* [What needs to be done]: Give all of the lines again, with nothing added or dropped.

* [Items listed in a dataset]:

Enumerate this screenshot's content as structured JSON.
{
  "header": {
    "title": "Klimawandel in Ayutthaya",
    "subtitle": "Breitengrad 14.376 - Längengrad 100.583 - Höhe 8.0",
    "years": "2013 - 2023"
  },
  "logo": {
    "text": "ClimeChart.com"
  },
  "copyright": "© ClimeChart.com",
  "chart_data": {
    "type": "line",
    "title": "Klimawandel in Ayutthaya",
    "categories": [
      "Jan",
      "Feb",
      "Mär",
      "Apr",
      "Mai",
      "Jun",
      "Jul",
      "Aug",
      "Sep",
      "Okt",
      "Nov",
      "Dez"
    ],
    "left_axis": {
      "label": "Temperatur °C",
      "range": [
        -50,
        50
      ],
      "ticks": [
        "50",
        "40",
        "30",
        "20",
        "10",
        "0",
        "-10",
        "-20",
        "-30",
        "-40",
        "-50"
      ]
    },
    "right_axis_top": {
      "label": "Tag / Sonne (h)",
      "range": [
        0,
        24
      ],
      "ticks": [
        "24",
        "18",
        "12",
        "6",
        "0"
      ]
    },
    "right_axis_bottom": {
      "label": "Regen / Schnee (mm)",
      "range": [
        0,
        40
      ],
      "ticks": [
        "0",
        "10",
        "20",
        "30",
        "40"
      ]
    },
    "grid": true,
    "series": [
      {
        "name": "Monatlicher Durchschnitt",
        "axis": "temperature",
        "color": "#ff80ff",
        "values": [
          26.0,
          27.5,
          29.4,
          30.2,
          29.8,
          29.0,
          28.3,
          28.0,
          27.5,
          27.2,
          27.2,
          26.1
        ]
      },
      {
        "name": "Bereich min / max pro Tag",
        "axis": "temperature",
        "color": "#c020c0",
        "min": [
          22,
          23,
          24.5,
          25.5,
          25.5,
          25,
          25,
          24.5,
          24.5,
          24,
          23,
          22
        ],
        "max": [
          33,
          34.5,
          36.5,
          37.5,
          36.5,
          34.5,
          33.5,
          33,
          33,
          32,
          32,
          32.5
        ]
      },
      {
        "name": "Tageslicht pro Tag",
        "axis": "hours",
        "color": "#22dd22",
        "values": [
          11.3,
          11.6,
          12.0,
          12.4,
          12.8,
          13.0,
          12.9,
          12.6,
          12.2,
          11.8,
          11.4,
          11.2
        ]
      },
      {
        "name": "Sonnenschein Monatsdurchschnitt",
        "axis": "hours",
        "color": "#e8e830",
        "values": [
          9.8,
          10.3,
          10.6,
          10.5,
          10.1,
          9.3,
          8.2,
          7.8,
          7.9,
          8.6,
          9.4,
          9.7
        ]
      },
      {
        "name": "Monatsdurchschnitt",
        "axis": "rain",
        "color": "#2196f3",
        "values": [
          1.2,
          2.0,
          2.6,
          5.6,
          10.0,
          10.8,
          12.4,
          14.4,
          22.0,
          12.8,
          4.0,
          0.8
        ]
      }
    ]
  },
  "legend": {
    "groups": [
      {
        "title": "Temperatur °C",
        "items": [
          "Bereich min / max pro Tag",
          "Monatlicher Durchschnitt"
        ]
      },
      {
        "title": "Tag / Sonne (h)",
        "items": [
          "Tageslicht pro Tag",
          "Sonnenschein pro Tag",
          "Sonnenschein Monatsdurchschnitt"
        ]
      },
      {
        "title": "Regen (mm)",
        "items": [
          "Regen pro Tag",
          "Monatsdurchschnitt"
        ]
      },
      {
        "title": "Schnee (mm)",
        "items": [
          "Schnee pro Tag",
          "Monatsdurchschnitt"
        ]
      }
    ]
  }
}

* [Written answer]:
Enumerate this screenshot's content as structured JSON.
{
  "header": {
    "title": "Klimawandel in Ayutthaya",
    "subtitle": "Breitengrad 14.376 - Längengrad 100.583 - Höhe 8.0",
    "years": "2013 - 2023"
  },
  "logo": {
    "text": "ClimeChart.com"
  },
  "copyright": "© ClimeChart.com",
  "chart_data": {
    "type": "line",
    "title": "Klimawandel in Ayutthaya",
    "categories": [
      "Jan",
      "Feb",
      "Mär",
      "Apr",
      "Mai",
      "Jun",
      "Jul",
      "Aug",
      "Sep",
      "Okt",
      "Nov",
      "Dez"
    ],
    "left_axis": {
      "label": "Temperatur °C",
      "range": [
        -50,
        50
      ],
      "ticks": [
        "50",
        "40",
        "30",
        "20",
        "10",
        "0",
        "-10",
        "-20",
        "-30",
        "-40",
        "-50"
      ]
    },
    "right_axis_top": {
      "label": "Tag / Sonne (h)",
      "range": [
        0,
        24
      ],
      "ticks": [
        "24",
        "18",
        "12",
        "6",
        "0"
      ]
    },
    "right_axis_bottom": {
      "label": "Regen / Schnee (mm)",
      "range": [
        0,
        40
      ],
      "ticks": [
        "0",
        "10",
        "20",
        "30",
        "40"
      ]
    },
    "grid": true,
    "series": [
      {
        "name": "Monatlicher Durchschnitt",
        "axis": "temperature",
        "color": "#ff80ff",
        "values": [
          26.0,
          27.5,
          29.4,
          30.2,
          29.8,
          29.0,
          28.3,
          28.0,
          27.5,
          27.2,
          27.2,
          26.1
        ]
      },
      {
        "name": "Bereich min / max pro Tag",
        "axis": "temperature",
        "color": "#c020c0",
        "min": [
          22,
          23,
          24.5,
          25.5,
          25.5,
          25,
          25,
          24.5,
          24.5,
          24,
          23,
          22
        ],
        "max": [
          33,
          34.5,
          36.5,
          37.5,
          36.5,
          34.5,
          33.5,
          33,
          33,
          32,
          32,
          32.5
        ]
      },
      {
        "name": "Tageslicht pro Tag",
        "axis": "hours",
        "color": "#22dd22",
        "values": [
          11.3,
          11.6,
          12.0,
          12.4,
          12.8,
          13.0,
          12.9,
          12.6,
          12.2,
          11.8,
          11.4,
          11.2
        ]
      },
      {
        "name": "Sonnenschein Monatsdurchschnitt",
        "axis": "hours",
        "color": "#e8e830",
        "values": [
          9.8,
          10.3,
          10.6,
          10.5,
          10.1,
          9.3,
          8.2,
          7.8,
          7.9,
          8.6,
          9.4,
          9.7
        ]
      },
      {
        "name": "Monatsdurchschnitt",
        "axis": "rain",
        "color": "#2196f3",
        "values": [
          1.2,
          2.0,
          2.6,
          5.6,
          10.0,
          10.8,
          12.4,
          14.4,
          22.0,
          12.8,
          4.0,
          0.8
        ]
      }
    ]
  },
  "legend": {
    "groups": [
      {
        "title": "Temperatur °C",
        "items": [
          "Bereich min / max pro Tag",
          "Monatlicher Durchschnitt"
        ]
      },
      {
        "title": "Tag / Sonne (h)",
        "items": [
          "Tageslicht pro Tag",
          "Sonnenschein pro Tag",
          "Sonnenschein Monatsdurchschnitt"
        ]
      },
      {
        "title": "Regen (mm)",
        "items": [
          "Regen pro Tag",
          "Monatsdurchschnitt"
        ]
      },
      {
        "title": "Schnee (mm)",
        "items": [
          "Schnee pro Tag",
          "Monatsdurchschnitt"
        ]
      }
    ]
  }
}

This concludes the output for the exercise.